*Trecho apresentado*.

'''

21 DE SETEMBRO DE 2019
BEM-ESTAR
O NEGÓCIO DO BARÃO
Um dia na praia apareceu um cachorro tão magro, tímido e abandonado, que me apaixonei imediatamente. Era cor de areia e foi me seguindo com um olhar misto de esperança e gratidão, pelo carinho que fiz nele, e isso bastou para que me adotasse.
Levei para casa e, depois de um tempo, súper bem cuidado e alimentado, parecia outro. Revelou sua personalidade bem-humorada e uma grande facilidade para dominar as circunstâncias e se posicionar como dono do pedaço. Minha caseira o chamou de Barão e parece que ele sentiu um certo orgulho do nome.
Sua situação era de liberdade absoluta, e o Barão fazia o que queria, ia pra praia e voltava quando bem entendia. E ficou lindo, com o pelo brilhante, mas nunca perdeu aquele olhar de súplica capaz de comover qualquer um.
E ele sabia disso. O que eu não sabia é que usava justamente isso para seus negócios paralelos.
Barão saía de casa todos os dias ao meio-dia e só voltava umas duas horinhas mais tarde.
Ficamos curiosos de saber para onde ia, que encontros furtivos ele tinha, que vida secreta mantinha.
Até que um dia descobrimos seu plano. Ele calculava a hora do aperitivo numa elegante pousada próxima e ia se mimetizando na areia até escolher as mesas de onde sacava petiscos saborosos de gente de bom coração. Combinação perfeita pra deitar aos pés, com seu olhar pidão e receber delícias muito superiores à sua ração. Se arrastava pelas mesinhas de praia onde os hóspedes, felizes com suas caipirinhas, curtiam repartir com ele pedacinhos de filé, peixe, polvo, lulas, camarões.

'''

*Requisitos do exercício*.
**A)** Reproduza, sem nenhuma alteração, a parte do texto sobre o cachorro Barão que começa pelas palavras "E ele sabia" e termina em "horinhas mais tarde.".
**B)** Escreva o que vem a seguir no texto sobre o cachorro Barão, começando logo depois da última frase apresentada.

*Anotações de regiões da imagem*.
'''

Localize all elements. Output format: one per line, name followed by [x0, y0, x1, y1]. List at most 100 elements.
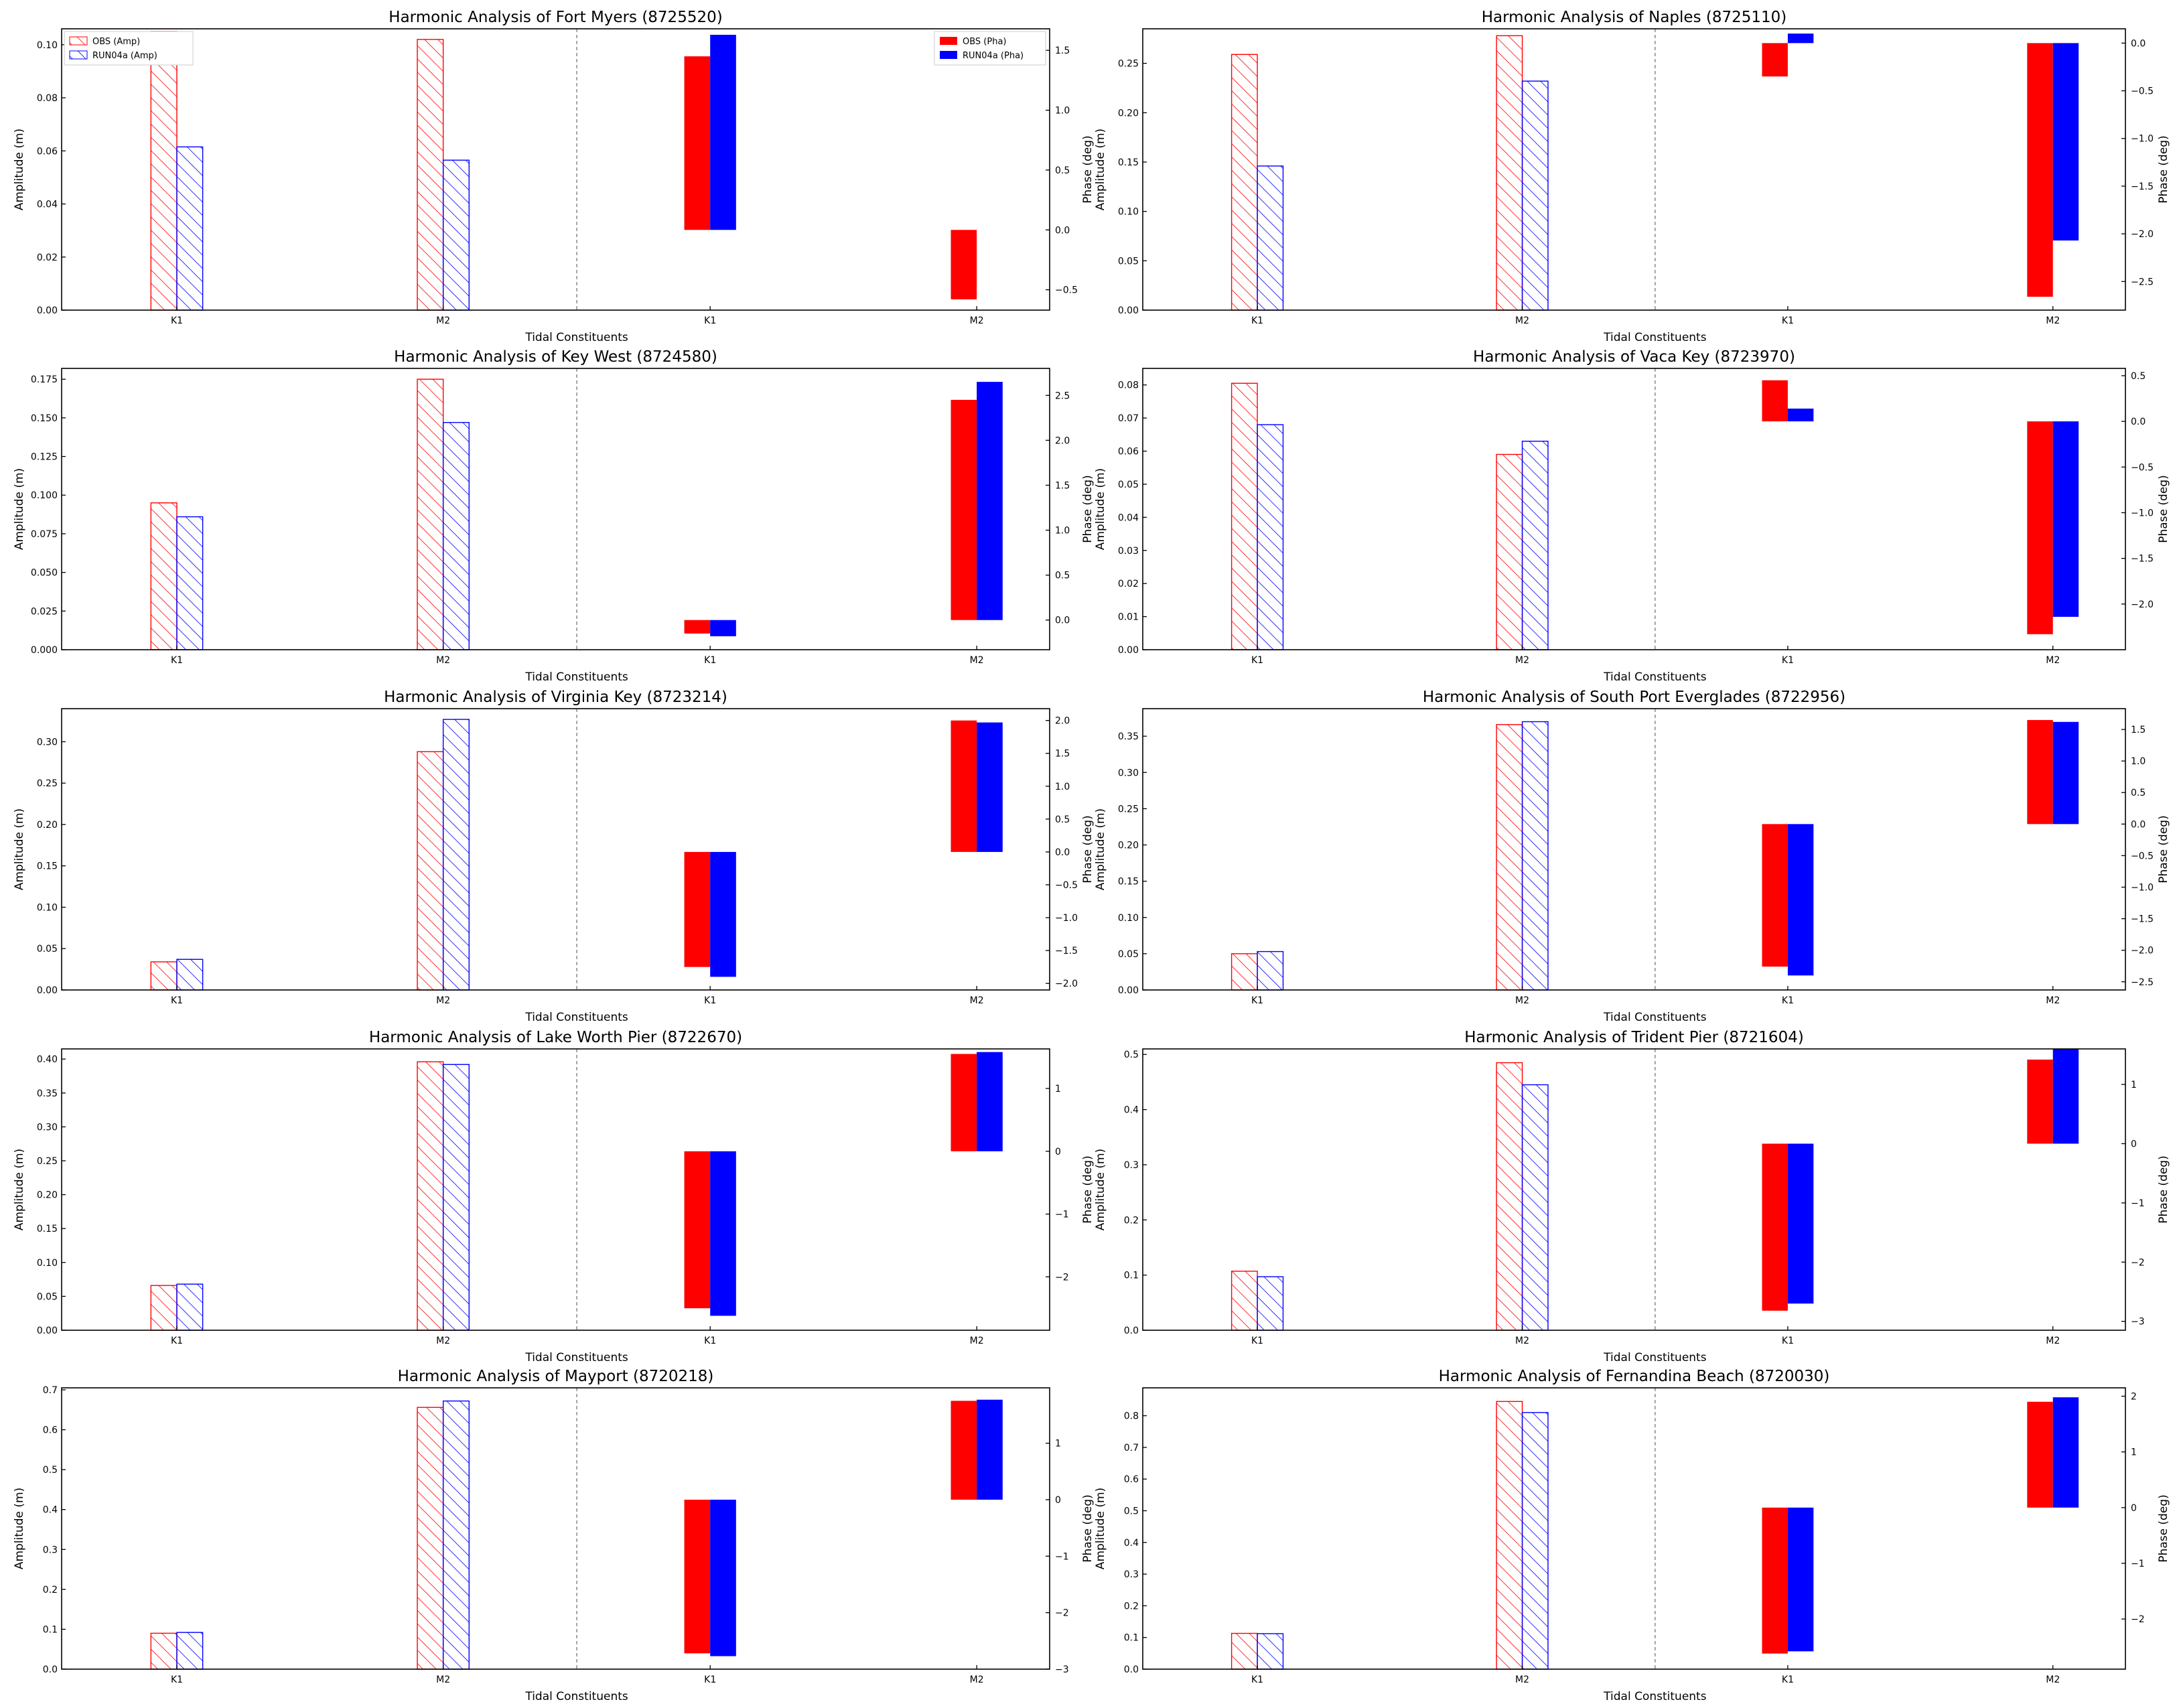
amp-tick-label: 0.3 — [1124, 1569, 1139, 1580]
amp-tick-label: 0.30 — [37, 1122, 58, 1133]
axes-frame — [61, 708, 1050, 991]
amp-tick-label: 0.0 — [1124, 1664, 1139, 1675]
axes-frame — [61, 28, 1050, 311]
pha-tick-label: −0.5 — [2131, 462, 2154, 473]
chart-title: Harmonic Analysis of South Port Everglad… — [1423, 689, 1845, 706]
amp-tick-label: 0.10 — [37, 1258, 58, 1269]
bar-run-amp — [1257, 950, 1284, 991]
amp-tick-label: 0.06 — [1118, 447, 1139, 457]
x-tick-label: M2 — [436, 995, 450, 1006]
bar-obs-amp — [1231, 1271, 1258, 1331]
bar-obs-amp — [150, 1632, 178, 1670]
amp-tick-label: 0.02 — [37, 253, 58, 263]
bar-obs-pha — [951, 230, 977, 299]
bar-run-pha — [1787, 409, 1814, 422]
x-tick-label: K1 — [1251, 315, 1263, 326]
x-tick-label: K1 — [1251, 1675, 1263, 1685]
amp-tick-label: 0.05 — [37, 944, 58, 954]
bar-obs-amp — [150, 31, 178, 311]
amp-tick-label: 0.075 — [31, 529, 58, 540]
x-tick-label: K1 — [704, 1336, 716, 1346]
bar-run-amp — [1521, 1084, 1549, 1331]
amp-tick-label: 0.00 — [37, 305, 58, 316]
x-tick-label: M2 — [1515, 1675, 1529, 1685]
x-axis-label: Tidal Constituents — [524, 1690, 628, 1703]
bar-run-amp — [442, 1400, 470, 1670]
x-tick-label: K1 — [1782, 655, 1794, 666]
legend-phase: OBS (Pha) RUN04a (Pha) — [934, 31, 1046, 66]
bar-obs-amp — [417, 1061, 444, 1331]
x-tick-label: K1 — [171, 655, 183, 666]
x-axis-label: Tidal Constituents — [1603, 1690, 1707, 1703]
bar-run-pha — [2052, 721, 2079, 825]
bar-run-amp — [1521, 1412, 1549, 1670]
bar-run-pha — [977, 722, 1003, 852]
bar-obs-pha — [1762, 1507, 1788, 1654]
chart-title: Harmonic Analysis of Trident Pier (87216… — [1464, 1029, 1804, 1046]
legend-label-obs-amp: OBS (Amp) — [92, 37, 140, 47]
chart-panel: Harmonic Analysis of Lake Worth Pier (87… — [13, 1029, 1095, 1364]
pha-tick-label: −1.0 — [2131, 508, 2154, 518]
amp-tick-label: 0.5 — [1124, 1506, 1139, 1517]
x-tick-label: K1 — [1251, 995, 1263, 1006]
bar-obs-amp — [1496, 724, 1523, 991]
x-tick-label: K1 — [171, 1336, 183, 1346]
x-tick-label: M2 — [1515, 995, 1529, 1006]
bar-obs-pha — [1762, 824, 1788, 967]
amp-tick-label: 0.10 — [1118, 207, 1139, 218]
bar-run-amp — [1257, 165, 1284, 311]
chart-title: Harmonic Analysis of Virginia Key (87232… — [384, 689, 727, 706]
pha-tick-label: −2.0 — [2131, 229, 2154, 240]
pha-tick-label: −2.0 — [2131, 946, 2154, 956]
pha-tick-label: −2.0 — [1055, 979, 1078, 989]
bar-obs-amp — [1231, 953, 1258, 991]
x-tick-label: K1 — [1782, 1336, 1794, 1346]
bar-obs-amp — [1231, 382, 1258, 650]
bar-obs-pha — [951, 1054, 977, 1151]
y-axis-label-left: Amplitude (m) — [13, 808, 26, 890]
amp-tick-label: 0.8 — [1124, 1411, 1139, 1422]
bar-run-pha — [2052, 421, 2079, 617]
amp-tick-label: 0.10 — [1118, 913, 1139, 924]
y-axis-label-left: Amplitude (m) — [13, 1149, 26, 1230]
bar-obs-pha — [684, 1499, 711, 1654]
pha-tick-label: 0.5 — [1055, 814, 1070, 825]
bar-run-amp — [442, 719, 470, 991]
pha-tick-label: 0.0 — [2131, 819, 2146, 830]
bar-run-pha — [710, 1499, 736, 1656]
pha-tick-label: 1.0 — [2131, 756, 2146, 767]
axes-frame — [61, 368, 1050, 650]
x-tick-label: K1 — [171, 315, 183, 326]
pha-tick-label: 0.0 — [1055, 225, 1070, 236]
amp-tick-label: 0.3 — [1124, 1160, 1139, 1171]
pha-tick-label: −2.5 — [2131, 277, 2154, 287]
amp-tick-label: 0.08 — [1118, 380, 1139, 391]
pha-tick-label: −3 — [1055, 1664, 1069, 1675]
bar-run-pha — [2052, 1049, 2079, 1144]
bar-obs-pha — [1762, 43, 1788, 77]
x-tick-label: K1 — [1251, 1336, 1263, 1346]
x-axis-label: Tidal Constituents — [524, 1011, 628, 1024]
amp-tick-label: 0.10 — [37, 902, 58, 913]
x-tick-label: M2 — [2046, 315, 2060, 326]
x-tick-label: M2 — [2046, 995, 2060, 1006]
bar-obs-amp — [417, 751, 444, 991]
bar-run-pha — [977, 1399, 1003, 1500]
bar-run-pha — [710, 620, 736, 636]
pha-tick-label: −0.5 — [1055, 285, 1078, 296]
chart-title: Harmonic Analysis of Fernandina Beach (8… — [1439, 1368, 1830, 1385]
pha-tick-label: −2 — [1055, 1608, 1069, 1619]
bar-obs-amp — [1496, 1401, 1523, 1670]
bar-run-amp — [1521, 441, 1549, 650]
x-tick-label: K1 — [171, 995, 183, 1006]
pha-tick-label: 2.5 — [1055, 390, 1070, 401]
bar-run-pha — [1787, 33, 1814, 44]
amp-tick-label: 0.20 — [37, 820, 58, 831]
pha-tick-label: −1.5 — [2131, 914, 2154, 925]
x-axis-label: Tidal Constituents — [1603, 1011, 1707, 1024]
amp-tick-label: 0.6 — [1124, 1474, 1139, 1485]
amp-tick-label: 0.40 — [37, 1054, 58, 1065]
amp-tick-label: 0.05 — [1118, 949, 1139, 960]
y-axis-label-right: Phase (deg) — [1081, 815, 1095, 883]
axes-frame — [1142, 1387, 2126, 1670]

'''

*Os resultados*.
**A)**
E ele sabia disso. O que eu não sabia é que usava justamente isso para seus negócios paralelos.
Barão saía de casa todos os dias ao meio-dia e só voltava umas duas horinhas mais tarde.

**B)**
Um dia foi seguido até em casa por umas crianças que, movidas de tanta pena, queriam dividir com ele seu prato de bacalhau. Ficaram surpresas de saber que ele tinha casa e dono. E ele olhou para gente com aquele ar constrangido por ter sido descoberto. Não que ele tivesse muita vergonha na cara, mas tinha a manha de ter sobrevivido de biscate a vida inteira e agora, que estava lindo e limpo, conseguia as melhores ofertas.
Resolvi botar uma coleira nele para evitar essa confusão, mas dois dias depois ele conseguiu arrancar. Parecia dizer que aquilo atrapalhava seu business, que parecer faminto, pobre e abandonado era fundamental pro negócio.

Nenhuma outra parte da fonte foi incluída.